##### MATERIAL FOR THIS EXERCISE #####
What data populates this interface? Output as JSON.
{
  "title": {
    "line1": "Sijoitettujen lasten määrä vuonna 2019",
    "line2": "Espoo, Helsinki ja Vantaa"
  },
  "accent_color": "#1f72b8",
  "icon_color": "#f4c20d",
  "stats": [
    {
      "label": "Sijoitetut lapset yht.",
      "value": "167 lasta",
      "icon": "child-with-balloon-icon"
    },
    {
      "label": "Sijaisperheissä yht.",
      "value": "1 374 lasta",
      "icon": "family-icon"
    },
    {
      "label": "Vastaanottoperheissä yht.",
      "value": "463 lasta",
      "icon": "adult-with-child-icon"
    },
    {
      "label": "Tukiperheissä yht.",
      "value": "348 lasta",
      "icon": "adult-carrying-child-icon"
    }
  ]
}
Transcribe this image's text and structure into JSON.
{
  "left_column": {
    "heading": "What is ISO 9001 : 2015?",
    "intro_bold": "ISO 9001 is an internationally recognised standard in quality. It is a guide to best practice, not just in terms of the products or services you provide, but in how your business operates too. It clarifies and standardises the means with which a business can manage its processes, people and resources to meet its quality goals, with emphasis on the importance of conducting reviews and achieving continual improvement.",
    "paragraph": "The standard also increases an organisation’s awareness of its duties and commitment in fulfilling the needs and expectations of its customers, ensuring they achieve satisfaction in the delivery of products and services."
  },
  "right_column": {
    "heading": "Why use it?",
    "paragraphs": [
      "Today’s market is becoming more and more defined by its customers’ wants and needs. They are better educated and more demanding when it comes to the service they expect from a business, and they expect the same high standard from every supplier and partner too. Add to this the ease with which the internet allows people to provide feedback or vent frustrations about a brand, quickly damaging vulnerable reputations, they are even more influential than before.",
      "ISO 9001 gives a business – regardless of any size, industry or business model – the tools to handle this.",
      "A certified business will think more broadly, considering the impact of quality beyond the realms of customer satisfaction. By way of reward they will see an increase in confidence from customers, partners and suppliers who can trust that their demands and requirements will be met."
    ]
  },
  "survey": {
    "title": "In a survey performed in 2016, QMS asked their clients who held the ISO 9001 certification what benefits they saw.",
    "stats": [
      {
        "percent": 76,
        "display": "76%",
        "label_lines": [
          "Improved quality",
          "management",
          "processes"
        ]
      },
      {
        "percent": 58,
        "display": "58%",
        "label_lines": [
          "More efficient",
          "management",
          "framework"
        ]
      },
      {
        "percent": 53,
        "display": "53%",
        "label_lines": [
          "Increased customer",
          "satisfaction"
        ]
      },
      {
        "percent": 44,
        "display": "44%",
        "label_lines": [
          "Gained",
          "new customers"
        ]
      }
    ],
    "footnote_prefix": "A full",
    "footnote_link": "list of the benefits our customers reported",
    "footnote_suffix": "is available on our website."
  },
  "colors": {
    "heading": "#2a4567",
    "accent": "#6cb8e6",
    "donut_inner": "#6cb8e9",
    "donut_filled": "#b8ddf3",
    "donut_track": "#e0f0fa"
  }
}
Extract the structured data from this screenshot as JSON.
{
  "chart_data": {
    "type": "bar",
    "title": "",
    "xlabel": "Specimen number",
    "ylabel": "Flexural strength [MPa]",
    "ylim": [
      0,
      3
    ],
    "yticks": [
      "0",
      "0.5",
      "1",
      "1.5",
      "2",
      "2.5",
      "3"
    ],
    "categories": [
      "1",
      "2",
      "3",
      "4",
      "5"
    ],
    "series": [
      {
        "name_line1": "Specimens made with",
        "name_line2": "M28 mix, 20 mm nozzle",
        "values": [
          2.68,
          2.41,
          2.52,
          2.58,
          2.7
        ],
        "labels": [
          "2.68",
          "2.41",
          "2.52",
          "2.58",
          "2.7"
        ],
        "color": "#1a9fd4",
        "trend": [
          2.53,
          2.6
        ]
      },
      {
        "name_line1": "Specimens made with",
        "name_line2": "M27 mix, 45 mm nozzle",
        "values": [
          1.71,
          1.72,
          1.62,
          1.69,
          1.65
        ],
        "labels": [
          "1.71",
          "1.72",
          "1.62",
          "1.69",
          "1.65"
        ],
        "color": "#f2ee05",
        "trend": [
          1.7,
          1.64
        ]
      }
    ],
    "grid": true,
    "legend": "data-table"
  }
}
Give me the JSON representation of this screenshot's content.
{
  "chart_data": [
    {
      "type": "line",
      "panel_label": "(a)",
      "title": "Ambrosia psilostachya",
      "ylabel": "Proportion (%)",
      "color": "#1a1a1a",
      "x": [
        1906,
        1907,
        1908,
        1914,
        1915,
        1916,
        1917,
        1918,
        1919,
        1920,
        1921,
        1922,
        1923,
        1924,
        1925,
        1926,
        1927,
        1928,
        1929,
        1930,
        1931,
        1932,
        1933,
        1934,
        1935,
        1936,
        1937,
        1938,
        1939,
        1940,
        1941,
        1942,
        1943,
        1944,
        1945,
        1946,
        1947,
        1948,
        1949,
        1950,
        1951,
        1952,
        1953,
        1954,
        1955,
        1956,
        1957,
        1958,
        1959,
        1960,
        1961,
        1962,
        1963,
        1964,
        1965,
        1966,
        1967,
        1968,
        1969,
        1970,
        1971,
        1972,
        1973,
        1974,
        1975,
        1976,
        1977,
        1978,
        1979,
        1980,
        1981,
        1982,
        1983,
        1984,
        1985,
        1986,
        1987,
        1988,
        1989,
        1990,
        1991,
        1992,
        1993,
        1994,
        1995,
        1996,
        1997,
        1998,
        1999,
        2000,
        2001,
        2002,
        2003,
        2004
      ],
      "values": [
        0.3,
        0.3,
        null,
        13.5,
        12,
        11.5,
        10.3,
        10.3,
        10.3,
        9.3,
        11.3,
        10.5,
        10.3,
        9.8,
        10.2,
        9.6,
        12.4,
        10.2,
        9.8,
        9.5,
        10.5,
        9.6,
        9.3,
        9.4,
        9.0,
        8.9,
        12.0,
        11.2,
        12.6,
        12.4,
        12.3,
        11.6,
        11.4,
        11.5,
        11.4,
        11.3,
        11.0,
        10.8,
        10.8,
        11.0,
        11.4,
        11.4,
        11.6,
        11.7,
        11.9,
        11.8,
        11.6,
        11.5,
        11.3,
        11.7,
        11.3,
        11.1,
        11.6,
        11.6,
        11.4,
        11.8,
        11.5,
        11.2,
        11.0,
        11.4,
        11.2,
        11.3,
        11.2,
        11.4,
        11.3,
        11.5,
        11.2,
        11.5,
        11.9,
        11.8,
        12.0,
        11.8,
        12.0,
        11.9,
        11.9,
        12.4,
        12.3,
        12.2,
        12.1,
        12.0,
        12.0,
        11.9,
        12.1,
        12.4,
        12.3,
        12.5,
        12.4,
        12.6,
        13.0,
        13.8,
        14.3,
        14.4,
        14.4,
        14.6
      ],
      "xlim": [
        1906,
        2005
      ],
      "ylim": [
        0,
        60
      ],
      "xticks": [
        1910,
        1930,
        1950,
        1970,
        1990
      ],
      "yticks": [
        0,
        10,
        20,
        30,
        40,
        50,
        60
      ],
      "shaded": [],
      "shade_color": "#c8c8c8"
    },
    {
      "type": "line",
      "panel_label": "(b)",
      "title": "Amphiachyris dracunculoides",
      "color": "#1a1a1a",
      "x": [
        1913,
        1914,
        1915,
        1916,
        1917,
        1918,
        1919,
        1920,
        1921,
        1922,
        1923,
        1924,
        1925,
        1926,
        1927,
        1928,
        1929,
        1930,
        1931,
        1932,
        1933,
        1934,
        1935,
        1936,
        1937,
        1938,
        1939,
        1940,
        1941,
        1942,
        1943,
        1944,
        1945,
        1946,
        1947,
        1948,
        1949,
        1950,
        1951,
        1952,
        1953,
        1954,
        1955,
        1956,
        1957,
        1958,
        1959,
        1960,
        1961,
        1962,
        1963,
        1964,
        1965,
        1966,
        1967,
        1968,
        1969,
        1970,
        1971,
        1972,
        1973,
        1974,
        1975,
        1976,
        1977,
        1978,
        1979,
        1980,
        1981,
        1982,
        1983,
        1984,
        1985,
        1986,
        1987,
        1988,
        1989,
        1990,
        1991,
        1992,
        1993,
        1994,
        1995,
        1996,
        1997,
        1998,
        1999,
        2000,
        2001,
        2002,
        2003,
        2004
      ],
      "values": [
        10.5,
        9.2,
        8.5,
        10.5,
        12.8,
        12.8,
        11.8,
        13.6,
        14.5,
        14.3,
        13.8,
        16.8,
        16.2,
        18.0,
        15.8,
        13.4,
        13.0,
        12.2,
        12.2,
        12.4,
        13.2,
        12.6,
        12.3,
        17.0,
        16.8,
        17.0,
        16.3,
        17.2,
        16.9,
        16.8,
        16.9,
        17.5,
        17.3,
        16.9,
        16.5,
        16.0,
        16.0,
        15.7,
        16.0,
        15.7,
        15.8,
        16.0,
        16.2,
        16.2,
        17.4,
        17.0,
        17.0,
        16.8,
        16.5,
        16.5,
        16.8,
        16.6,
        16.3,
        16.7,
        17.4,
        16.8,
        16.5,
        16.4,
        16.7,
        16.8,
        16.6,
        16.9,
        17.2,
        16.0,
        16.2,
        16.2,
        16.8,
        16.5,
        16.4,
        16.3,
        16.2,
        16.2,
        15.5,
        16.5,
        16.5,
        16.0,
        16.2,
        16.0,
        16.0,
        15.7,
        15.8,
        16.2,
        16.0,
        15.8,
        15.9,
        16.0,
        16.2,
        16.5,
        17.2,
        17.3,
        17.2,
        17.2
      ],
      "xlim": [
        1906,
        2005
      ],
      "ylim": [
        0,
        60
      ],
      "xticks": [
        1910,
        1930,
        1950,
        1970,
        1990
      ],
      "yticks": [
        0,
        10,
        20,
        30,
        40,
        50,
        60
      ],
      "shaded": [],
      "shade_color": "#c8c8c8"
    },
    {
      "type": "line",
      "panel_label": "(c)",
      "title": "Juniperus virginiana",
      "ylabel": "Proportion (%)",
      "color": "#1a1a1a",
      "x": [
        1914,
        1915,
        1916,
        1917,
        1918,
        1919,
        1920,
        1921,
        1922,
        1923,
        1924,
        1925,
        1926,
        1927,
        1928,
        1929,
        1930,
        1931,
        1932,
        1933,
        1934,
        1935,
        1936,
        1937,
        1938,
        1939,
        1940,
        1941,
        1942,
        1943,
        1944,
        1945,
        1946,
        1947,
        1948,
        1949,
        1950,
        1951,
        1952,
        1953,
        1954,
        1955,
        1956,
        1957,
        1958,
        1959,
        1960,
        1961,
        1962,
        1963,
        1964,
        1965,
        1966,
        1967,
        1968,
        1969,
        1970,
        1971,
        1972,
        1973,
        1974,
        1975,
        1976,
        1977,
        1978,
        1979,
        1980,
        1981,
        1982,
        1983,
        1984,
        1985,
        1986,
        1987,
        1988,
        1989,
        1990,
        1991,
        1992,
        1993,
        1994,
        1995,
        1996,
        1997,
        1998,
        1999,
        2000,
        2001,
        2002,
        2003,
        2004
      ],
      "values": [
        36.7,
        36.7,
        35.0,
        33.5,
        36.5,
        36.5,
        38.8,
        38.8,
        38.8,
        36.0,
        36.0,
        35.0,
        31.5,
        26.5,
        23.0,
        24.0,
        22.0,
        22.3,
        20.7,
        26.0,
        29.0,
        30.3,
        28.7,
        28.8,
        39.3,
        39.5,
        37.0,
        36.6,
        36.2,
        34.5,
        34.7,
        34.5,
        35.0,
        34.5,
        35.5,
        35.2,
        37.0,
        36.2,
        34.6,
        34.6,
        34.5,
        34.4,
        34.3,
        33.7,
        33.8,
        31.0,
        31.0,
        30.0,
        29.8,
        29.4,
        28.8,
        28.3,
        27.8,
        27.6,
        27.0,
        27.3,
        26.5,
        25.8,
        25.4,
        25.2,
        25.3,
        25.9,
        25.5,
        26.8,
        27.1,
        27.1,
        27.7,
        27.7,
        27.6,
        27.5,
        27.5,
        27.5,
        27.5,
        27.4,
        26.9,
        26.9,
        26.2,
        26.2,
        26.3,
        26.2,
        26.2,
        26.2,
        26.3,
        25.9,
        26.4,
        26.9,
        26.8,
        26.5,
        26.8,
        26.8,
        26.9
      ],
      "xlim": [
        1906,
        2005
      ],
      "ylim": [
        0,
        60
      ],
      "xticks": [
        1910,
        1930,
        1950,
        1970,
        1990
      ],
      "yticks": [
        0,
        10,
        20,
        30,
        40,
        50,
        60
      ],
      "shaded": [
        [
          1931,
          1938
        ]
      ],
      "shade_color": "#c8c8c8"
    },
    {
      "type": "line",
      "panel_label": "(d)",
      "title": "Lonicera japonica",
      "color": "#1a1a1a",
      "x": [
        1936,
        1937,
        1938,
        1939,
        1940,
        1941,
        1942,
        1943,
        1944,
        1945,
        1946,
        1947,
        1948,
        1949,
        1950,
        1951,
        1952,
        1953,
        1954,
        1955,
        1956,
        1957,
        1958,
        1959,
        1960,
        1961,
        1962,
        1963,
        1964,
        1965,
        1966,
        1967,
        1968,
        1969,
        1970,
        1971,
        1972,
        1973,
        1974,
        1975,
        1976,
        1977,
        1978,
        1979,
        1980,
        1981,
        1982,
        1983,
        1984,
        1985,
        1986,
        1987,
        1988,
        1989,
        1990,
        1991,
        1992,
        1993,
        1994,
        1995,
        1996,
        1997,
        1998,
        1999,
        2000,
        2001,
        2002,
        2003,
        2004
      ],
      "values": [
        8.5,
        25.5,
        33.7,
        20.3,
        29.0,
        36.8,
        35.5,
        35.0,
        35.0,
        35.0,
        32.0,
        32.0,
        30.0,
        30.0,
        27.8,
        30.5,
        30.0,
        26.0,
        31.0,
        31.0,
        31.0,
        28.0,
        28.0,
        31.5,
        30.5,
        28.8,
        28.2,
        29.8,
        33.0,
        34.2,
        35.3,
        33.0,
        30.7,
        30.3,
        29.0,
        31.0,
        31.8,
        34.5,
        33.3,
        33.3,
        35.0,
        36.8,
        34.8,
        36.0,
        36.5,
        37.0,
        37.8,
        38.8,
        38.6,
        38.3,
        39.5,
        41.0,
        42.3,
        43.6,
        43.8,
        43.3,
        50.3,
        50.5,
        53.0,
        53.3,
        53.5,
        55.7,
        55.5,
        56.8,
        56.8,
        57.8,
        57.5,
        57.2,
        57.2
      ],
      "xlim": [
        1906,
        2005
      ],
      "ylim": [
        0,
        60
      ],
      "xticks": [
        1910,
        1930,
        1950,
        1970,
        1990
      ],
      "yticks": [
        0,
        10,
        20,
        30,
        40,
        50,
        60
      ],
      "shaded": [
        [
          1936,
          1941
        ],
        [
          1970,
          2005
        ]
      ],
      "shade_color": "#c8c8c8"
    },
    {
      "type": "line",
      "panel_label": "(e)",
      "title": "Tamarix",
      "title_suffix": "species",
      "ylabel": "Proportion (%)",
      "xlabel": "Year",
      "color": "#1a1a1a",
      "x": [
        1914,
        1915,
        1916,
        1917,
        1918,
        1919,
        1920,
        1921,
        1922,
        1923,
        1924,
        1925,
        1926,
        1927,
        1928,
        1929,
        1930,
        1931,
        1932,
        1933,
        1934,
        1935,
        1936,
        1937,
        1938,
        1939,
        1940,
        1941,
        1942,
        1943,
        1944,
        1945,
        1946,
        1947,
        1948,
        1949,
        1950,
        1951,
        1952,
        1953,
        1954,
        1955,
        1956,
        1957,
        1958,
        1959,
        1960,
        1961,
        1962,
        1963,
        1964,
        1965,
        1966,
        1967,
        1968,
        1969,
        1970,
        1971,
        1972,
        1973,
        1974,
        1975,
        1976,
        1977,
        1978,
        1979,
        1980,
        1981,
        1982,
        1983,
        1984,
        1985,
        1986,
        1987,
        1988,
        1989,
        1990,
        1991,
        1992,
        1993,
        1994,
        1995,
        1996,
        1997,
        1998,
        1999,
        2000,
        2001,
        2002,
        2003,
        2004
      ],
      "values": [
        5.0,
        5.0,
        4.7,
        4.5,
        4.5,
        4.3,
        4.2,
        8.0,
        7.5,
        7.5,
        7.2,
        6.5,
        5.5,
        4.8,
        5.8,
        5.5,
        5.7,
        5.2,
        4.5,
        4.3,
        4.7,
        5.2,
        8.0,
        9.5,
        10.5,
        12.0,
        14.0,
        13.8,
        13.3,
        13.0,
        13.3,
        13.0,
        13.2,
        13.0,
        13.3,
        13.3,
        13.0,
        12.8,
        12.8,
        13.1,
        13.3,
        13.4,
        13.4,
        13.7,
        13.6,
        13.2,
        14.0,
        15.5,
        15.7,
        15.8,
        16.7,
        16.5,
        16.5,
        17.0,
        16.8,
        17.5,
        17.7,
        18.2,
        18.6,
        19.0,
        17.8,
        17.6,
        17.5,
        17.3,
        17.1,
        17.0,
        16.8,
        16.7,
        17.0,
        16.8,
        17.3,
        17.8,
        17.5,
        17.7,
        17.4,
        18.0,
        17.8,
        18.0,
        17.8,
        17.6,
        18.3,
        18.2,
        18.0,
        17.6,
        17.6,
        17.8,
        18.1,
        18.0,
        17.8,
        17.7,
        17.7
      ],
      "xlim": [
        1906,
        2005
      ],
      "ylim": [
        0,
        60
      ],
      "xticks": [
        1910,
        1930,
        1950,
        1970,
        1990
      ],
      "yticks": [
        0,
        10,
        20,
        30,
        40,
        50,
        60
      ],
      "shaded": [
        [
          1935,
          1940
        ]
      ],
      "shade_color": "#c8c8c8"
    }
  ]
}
#####
■ **YOUR OBJECTIVE**:
Go through the records and show every line with the string "heading" in it.

■ **COMPLETED EXERCISE**:
    "heading": "What is ISO 9001 : 2015?",
    "heading": "Why use it?",
    "heading": "#2a4567",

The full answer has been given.